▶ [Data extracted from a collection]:
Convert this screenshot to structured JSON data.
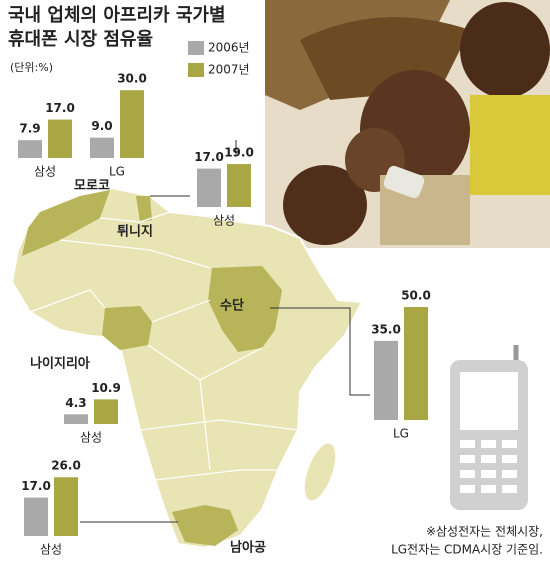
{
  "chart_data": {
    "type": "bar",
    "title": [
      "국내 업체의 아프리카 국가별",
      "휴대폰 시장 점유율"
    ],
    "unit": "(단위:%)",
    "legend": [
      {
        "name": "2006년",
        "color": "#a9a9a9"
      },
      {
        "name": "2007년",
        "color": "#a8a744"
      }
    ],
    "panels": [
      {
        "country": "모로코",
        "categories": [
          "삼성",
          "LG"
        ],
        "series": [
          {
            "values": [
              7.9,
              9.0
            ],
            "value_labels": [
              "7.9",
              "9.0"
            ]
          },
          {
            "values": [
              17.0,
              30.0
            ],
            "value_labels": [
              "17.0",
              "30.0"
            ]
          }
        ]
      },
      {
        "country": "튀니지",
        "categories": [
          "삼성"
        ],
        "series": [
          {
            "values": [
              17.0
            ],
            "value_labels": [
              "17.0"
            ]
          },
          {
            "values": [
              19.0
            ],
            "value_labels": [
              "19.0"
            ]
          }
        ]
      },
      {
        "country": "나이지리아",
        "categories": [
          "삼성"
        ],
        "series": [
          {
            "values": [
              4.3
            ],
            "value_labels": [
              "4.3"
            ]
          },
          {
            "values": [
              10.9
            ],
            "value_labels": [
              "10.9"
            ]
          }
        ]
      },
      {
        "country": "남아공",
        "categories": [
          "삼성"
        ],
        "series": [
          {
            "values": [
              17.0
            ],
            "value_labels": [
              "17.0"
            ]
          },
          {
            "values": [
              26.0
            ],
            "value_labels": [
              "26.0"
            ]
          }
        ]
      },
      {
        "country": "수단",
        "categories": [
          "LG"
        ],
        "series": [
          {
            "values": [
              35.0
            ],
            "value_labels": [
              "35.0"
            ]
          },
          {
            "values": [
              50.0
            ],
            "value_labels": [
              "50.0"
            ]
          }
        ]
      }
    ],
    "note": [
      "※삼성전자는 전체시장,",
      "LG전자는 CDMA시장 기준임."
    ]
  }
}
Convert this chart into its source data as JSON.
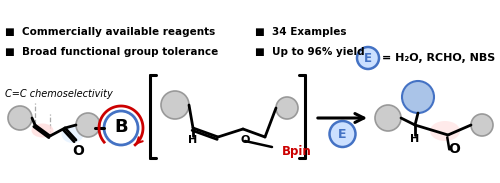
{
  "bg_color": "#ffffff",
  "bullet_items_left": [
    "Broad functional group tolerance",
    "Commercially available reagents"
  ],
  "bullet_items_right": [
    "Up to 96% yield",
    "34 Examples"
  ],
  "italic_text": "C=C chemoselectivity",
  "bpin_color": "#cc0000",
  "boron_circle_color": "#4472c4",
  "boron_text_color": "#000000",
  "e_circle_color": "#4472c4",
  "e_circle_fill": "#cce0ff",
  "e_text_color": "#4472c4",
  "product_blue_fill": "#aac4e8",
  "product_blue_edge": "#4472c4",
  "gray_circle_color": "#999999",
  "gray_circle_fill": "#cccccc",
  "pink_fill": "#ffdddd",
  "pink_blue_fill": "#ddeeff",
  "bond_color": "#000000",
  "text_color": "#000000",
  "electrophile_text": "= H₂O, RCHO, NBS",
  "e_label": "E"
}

▶ [WHAT TO PRODUCE]: From the records above, how many lines include the word "this"? Only the number is wanted.

▶ [COMPLETED TASK]: 2